Task details:
Present the following data again exactly as it is shown.

Listed records:
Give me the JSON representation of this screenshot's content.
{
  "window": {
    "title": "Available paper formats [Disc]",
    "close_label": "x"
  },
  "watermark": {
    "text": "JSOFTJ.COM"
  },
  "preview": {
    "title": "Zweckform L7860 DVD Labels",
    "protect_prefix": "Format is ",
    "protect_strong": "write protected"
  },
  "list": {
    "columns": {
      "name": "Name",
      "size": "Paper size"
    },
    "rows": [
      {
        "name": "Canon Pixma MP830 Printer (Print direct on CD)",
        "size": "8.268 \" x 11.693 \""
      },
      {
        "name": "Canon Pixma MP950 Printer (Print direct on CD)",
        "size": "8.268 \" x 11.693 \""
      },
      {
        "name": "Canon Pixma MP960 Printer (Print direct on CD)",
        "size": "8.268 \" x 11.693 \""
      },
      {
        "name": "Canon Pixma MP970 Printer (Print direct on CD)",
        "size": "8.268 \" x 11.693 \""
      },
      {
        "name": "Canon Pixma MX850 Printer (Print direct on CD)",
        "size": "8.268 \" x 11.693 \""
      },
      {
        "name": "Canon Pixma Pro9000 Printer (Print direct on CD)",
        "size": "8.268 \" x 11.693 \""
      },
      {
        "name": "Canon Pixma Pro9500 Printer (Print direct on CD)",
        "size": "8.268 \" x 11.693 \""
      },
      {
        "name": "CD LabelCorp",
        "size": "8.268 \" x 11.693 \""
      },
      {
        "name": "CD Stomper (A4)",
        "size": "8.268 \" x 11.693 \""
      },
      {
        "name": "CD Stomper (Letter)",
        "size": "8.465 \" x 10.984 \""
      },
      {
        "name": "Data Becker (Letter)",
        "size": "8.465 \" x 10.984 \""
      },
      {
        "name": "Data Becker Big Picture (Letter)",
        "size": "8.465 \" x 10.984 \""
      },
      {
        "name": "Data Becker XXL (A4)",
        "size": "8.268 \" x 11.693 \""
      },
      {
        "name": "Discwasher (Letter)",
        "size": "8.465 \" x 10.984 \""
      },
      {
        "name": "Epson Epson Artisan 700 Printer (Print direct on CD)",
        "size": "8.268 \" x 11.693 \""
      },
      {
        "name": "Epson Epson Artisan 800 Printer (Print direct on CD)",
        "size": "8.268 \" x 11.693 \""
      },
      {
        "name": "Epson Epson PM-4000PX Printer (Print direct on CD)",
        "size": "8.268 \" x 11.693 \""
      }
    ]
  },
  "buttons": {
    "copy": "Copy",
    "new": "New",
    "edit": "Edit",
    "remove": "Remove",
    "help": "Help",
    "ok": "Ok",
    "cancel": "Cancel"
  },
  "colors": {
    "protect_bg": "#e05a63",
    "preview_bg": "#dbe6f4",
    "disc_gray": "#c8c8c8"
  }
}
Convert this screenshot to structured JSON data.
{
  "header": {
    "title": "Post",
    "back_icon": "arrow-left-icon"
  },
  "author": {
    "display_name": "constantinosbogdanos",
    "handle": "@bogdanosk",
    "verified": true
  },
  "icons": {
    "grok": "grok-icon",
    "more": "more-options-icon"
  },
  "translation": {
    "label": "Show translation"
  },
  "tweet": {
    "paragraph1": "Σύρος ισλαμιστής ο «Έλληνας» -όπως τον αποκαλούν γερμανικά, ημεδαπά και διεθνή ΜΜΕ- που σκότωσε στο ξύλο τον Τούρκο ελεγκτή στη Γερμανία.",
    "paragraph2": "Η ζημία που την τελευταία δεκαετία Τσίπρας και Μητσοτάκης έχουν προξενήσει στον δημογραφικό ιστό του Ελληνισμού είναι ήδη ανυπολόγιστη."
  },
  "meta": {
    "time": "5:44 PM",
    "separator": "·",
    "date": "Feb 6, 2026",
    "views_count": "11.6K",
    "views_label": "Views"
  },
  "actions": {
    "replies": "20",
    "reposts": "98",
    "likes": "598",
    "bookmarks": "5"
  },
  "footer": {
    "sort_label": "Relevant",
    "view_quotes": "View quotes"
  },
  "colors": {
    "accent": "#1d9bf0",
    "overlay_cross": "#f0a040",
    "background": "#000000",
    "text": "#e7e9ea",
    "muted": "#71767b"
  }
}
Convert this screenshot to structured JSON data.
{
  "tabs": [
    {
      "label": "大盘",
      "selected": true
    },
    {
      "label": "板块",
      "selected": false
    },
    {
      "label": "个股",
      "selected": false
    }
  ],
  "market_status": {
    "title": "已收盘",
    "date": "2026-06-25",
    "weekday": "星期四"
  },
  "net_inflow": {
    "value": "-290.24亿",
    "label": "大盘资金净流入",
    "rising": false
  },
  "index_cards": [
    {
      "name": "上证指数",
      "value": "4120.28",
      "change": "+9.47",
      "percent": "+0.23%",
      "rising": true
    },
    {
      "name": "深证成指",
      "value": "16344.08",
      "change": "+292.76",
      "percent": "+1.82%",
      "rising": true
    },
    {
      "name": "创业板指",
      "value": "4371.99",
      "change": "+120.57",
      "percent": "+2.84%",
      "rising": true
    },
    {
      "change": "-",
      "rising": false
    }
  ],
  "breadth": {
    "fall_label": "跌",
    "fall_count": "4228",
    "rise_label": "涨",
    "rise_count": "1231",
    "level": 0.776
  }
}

Worked answer:
Give me the JSON representation of this screenshot's content.
{
  "window": {
    "title": "Available paper formats [Disc]",
    "close_label": "x"
  },
  "watermark": {
    "text": "JSOFTJ.COM"
  },
  "preview": {
    "title": "Zweckform L7860 DVD Labels",
    "protect_prefix": "Format is ",
    "protect_strong": "write protected"
  },
  "list": {
    "columns": {
      "name": "Name",
      "size": "Paper size"
    },
    "rows": [
      {
        "name": "Canon Pixma MP830 Printer (Print direct on CD)",
        "size": "8.268 \" x 11.693 \""
      },
      {
        "name": "Canon Pixma MP950 Printer (Print direct on CD)",
        "size": "8.268 \" x 11.693 \""
      },
      {
        "name": "Canon Pixma MP960 Printer (Print direct on CD)",
        "size": "8.268 \" x 11.693 \""
      },
      {
        "name": "Canon Pixma MP970 Printer (Print direct on CD)",
        "size": "8.268 \" x 11.693 \""
      },
      {
        "name": "Canon Pixma MX850 Printer (Print direct on CD)",
        "size": "8.268 \" x 11.693 \""
      },
      {
        "name": "Canon Pixma Pro9000 Printer (Print direct on CD)",
        "size": "8.268 \" x 11.693 \""
      },
      {
        "name": "Canon Pixma Pro9500 Printer (Print direct on CD)",
        "size": "8.268 \" x 11.693 \""
      },
      {
        "name": "CD LabelCorp",
        "size": "8.268 \" x 11.693 \""
      },
      {
        "name": "CD Stomper (A4)",
        "size": "8.268 \" x 11.693 \""
      },
      {
        "name": "CD Stomper (Letter)",
        "size": "8.465 \" x 10.984 \""
      },
      {
        "name": "Data Becker (Letter)",
        "size": "8.465 \" x 10.984 \""
      },
      {
        "name": "Data Becker Big Picture (Letter)",
        "size": "8.465 \" x 10.984 \""
      },
      {
        "name": "Data Becker XXL (A4)",
        "size": "8.268 \" x 11.693 \""
      },
      {
        "name": "Discwasher (Letter)",
        "size": "8.465 \" x 10.984 \""
      },
      {
        "name": "Epson Epson Artisan 700 Printer (Print direct on CD)",
        "size": "8.268 \" x 11.693 \""
      },
      {
        "name": "Epson Epson Artisan 800 Printer (Print direct on CD)",
        "size": "8.268 \" x 11.693 \""
      },
      {
        "name": "Epson Epson PM-4000PX Printer (Print direct on CD)",
        "size": "8.268 \" x 11.693 \""
      }
    ]
  },
  "buttons": {
    "copy": "Copy",
    "new": "New",
    "edit": "Edit",
    "remove": "Remove",
    "help": "Help",
    "ok": "Ok",
    "cancel": "Cancel"
  },
  "colors": {
    "protect_bg": "#e05a63",
    "preview_bg": "#dbe6f4",
    "disc_gray": "#c8c8c8"
  }
}
Convert this screenshot to structured JSON data.
{
  "header": {
    "title": "Post",
    "back_icon": "arrow-left-icon"
  },
  "author": {
    "display_name": "constantinosbogdanos",
    "handle": "@bogdanosk",
    "verified": true
  },
  "icons": {
    "grok": "grok-icon",
    "more": "more-options-icon"
  },
  "translation": {
    "label": "Show translation"
  },
  "tweet": {
    "paragraph1": "Σύρος ισλαμιστής ο «Έλληνας» -όπως τον αποκαλούν γερμανικά, ημεδαπά και διεθνή ΜΜΕ- που σκότωσε στο ξύλο τον Τούρκο ελεγκτή στη Γερμανία.",
    "paragraph2": "Η ζημία που την τελευταία δεκαετία Τσίπρας και Μητσοτάκης έχουν προξενήσει στον δημογραφικό ιστό του Ελληνισμού είναι ήδη ανυπολόγιστη."
  },
  "meta": {
    "time": "5:44 PM",
    "separator": "·",
    "date": "Feb 6, 2026",
    "views_count": "11.6K",
    "views_label": "Views"
  },
  "actions": {
    "replies": "20",
    "reposts": "98",
    "likes": "598",
    "bookmarks": "5"
  },
  "footer": {
    "sort_label": "Relevant",
    "view_quotes": "View quotes"
  },
  "colors": {
    "accent": "#1d9bf0",
    "overlay_cross": "#f0a040",
    "background": "#000000",
    "text": "#e7e9ea",
    "muted": "#71767b"
  }
}
Convert this screenshot to structured JSON data.
{
  "tabs": [
    {
      "label": "大盘",
      "selected": true
    },
    {
      "label": "板块",
      "selected": false
    },
    {
      "label": "个股",
      "selected": false
    }
  ],
  "market_status": {
    "title": "已收盘",
    "date": "2026-06-25",
    "weekday": "星期四"
  },
  "net_inflow": {
    "value": "-290.24亿",
    "label": "大盘资金净流入",
    "rising": false
  },
  "index_cards": [
    {
      "name": "上证指数",
      "value": "4120.28",
      "change": "+9.47",
      "percent": "+0.23%",
      "rising": true
    },
    {
      "name": "深证成指",
      "value": "16344.08",
      "change": "+292.76",
      "percent": "+1.82%",
      "rising": true
    },
    {
      "name": "创业板指",
      "value": "4371.99",
      "change": "+120.57",
      "percent": "+2.84%",
      "rising": true
    },
    {
      "change": "-",
      "rising": false
    }
  ],
  "breadth": {
    "fall_label": "跌",
    "fall_count": "4228",
    "rise_label": "涨",
    "rise_count": "1231",
    "level": 0.776
  }
}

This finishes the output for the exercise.